- **Bloco de texto**
-=-=-
Bom, essa apresentação se faz necessária nesse texto, porque ele é diferente dos outros que já escrevi aqui no blog. Esse texto dá início a um projeto de conscientização das meninas crespas quanto a seus direitos e a defesa deles. Não é raro recebermos relatos de violência, agressão, práticas discriminatórias, dentre outros e muitos não sabem como agir nessa situação.
Para que possamos estar aptas a nos defendermos das condutas criminosas e ofensivas a que sofremos, devemos estar munidas de toda informação necessária para que nossos direitos sejam respeitados e exigidos.
A nossa legislação já possui alguns institutos garantidores dos nossos direitos e nesse texto vamos tratar especificamente sobre dois crimes diferentes, que são comumente confundidos em nossas falas e atitudes. Vamos falar sobre a Injúria racial e o crime de Racismo.
Acontece o crime de Injúria quando alguém utiliza-se de palavras vagas e imprecisas com o objetivo de ofender a honra subjetiva de uma pessoa. Honra subjetiva é aquilo que você pensa a respeito de sua própria honra, se alguém ofende a sua honra subjetiva, ofende sua dignidade, seu decoro. Na injúria, alguém te dá uma qualidade ruim e pode fazer diretamente a você ou a terceiros, e se consuma quando a vítima toma conhecimento.
No caso da Injúria Racial, a lógica é a mesma da injúria chamada de comum, o agressor ofende a honra subjetiva da vítima, lhe dando uma qualidade ruim, ofendendo a sua dignidade e decoro, porém pra isso usa de palavras referentes à raça, cor, religião ou origem. “Só podia ser negro”, “negro imundo”, “macaco”, “cabelo duro”, “cabelo bombril”, são exemplos de expressões e palavras que podem ser caracterizadas por injúria racial.
O crime de Injúria Racial está no artigo 140, parágrafo 3º do Código Penal e tem pena de 3 anos de reclusão e multa, podendo ser aumentada em 1/3 se for cometida na frente de várias pessoas. Importante: A ação penal nesse crime, só pode começar se houver queixa. Ou seja, pode estar passando um policial na hora do crime, que se o ofendido não for à delegacia mais próxima e fizer o registro da ocorrência, ele NADA pode fazer.
Para ser caracterizado o crime de Racismo, deve haver por parte do agressor, uma conduta discriminatória dirigida a determinado grupo ou coletividade. O crime de Racismo se pratica sempre com o impedimento do exercício de algum direito. Quando determinada empresa se recusa a contratar negros, quando algum lugar impede a entrada ou passagem de negros, são exemplos de práticas que se enquadram no crime de racismo.
O Racismo é um crime que não admite fiança e não prescreve, sendo considerado pela lei mais grave que a Injúria Racial, inclusive com punições mais severas. A ação penal desse crime não depende de queixa, pois por ser um crime contra a coletividade e o bem protegido é a dignidade da condição humana, o Ministério público pode processar o agressor. É importante ir á delegacia fazer o registro da ocorrência, para que sejam tomadas as medidas legais cabíveis.
As práticas que se enquadram no crime de Racismo, estão dispostas na lei Nº 7.716, de 5 de janeiro de 1989, que pode ser facilmente encontrada na internet.
-=-=-
- **Dados de compreensão de documentos**
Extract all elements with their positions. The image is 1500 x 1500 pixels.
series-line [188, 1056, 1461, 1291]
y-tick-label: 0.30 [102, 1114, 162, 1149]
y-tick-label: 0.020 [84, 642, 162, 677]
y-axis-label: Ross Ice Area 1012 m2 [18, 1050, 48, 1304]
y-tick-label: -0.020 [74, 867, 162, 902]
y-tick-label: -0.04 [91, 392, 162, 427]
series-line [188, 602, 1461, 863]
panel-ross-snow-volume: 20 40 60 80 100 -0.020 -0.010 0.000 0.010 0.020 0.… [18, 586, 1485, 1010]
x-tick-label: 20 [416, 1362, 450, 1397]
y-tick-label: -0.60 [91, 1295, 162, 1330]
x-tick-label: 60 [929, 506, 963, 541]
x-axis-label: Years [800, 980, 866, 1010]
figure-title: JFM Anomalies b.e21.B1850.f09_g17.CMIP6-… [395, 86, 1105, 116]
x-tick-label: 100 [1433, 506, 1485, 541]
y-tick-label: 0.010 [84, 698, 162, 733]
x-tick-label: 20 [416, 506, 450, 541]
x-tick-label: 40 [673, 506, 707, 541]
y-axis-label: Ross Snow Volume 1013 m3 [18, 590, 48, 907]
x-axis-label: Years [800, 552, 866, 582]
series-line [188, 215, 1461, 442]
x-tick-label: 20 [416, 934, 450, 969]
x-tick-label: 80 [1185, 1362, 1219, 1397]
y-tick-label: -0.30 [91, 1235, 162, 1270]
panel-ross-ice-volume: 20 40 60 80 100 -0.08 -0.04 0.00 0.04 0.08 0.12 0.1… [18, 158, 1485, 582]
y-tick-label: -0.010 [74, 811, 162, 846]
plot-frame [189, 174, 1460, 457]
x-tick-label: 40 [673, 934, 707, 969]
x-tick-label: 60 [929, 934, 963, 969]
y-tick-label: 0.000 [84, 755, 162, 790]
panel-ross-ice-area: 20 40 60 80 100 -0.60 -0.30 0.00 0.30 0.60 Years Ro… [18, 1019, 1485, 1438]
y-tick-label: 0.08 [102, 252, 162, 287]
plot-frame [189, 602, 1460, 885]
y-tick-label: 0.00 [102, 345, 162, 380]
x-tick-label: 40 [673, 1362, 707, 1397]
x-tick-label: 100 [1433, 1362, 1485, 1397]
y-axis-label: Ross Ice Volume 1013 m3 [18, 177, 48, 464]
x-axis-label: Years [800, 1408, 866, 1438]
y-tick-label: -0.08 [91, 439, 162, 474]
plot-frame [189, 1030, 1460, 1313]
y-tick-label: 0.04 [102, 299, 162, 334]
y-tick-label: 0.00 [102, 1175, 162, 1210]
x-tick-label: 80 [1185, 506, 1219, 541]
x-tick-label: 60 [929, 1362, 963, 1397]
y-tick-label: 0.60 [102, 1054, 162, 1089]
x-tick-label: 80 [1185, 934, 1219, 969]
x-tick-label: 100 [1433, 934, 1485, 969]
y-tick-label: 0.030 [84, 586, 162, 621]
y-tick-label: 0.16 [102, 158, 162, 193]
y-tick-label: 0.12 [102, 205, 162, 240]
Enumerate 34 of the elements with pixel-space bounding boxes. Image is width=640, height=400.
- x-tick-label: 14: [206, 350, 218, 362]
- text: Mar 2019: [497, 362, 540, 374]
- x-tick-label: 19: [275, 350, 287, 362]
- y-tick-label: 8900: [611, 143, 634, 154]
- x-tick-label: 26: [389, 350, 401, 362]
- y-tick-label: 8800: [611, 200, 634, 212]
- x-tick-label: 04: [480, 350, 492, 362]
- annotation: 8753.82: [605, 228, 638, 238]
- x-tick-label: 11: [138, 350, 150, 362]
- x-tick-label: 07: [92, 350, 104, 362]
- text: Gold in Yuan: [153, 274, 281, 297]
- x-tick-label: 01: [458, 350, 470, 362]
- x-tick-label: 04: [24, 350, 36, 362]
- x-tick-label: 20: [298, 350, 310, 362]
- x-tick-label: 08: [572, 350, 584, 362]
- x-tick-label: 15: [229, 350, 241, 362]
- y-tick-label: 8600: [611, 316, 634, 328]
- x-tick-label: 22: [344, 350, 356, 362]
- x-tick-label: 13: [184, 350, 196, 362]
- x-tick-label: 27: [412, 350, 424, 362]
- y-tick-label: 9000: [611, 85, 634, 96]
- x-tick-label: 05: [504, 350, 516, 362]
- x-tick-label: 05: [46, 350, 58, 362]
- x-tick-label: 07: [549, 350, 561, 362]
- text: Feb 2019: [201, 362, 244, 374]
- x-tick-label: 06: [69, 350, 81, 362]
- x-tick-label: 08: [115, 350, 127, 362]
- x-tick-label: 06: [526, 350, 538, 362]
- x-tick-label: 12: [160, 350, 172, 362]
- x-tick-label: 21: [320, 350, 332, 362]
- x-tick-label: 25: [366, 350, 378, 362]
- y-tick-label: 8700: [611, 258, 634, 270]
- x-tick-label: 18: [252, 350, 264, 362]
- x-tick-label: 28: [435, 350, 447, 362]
-=-=-
- **Tarefas**
1: Responda às perguntas sobre o texto a respeito de injúria racial e racismo, marcando cada resposta com a mesma letra.
(a) Em que artigo e parágrafo do Código Penal está o crime de injúria racial?
(b) Segundo o texto, em que momento a injúria se consuma?
(c) Qual lei reúne as práticas que se enquadram no crime de racismo?
2: Copie, sem qualquer alteração, o trecho do texto sobre injúria racial e racismo que começa em "Acontece o crime" e termina em "vítima toma conhecimento.".
O material é independente do texto.

- **Gabarito**
1:
(a) No artigo 140, parágrafo 3º.
(b) Quando a vítima toma conhecimento.
(c) A Lei nº 7.716, de 5 de janeiro de 1989.

2:
Acontece o crime de Injúria quando alguém utiliza-se de palavras vagas e imprecisas com o objetivo de ofender a honra subjetiva de uma pessoa. Honra subjetiva é aquilo que você pensa a respeito de sua própria honra, se alguém ofende a sua honra subjetiva, ofende sua dignidade, seu decoro. Na injúria, alguém te dá uma qualidade ruim e pode fazer diretamente a você ou a terceiros, e se consuma quando a vítima toma conhecimento.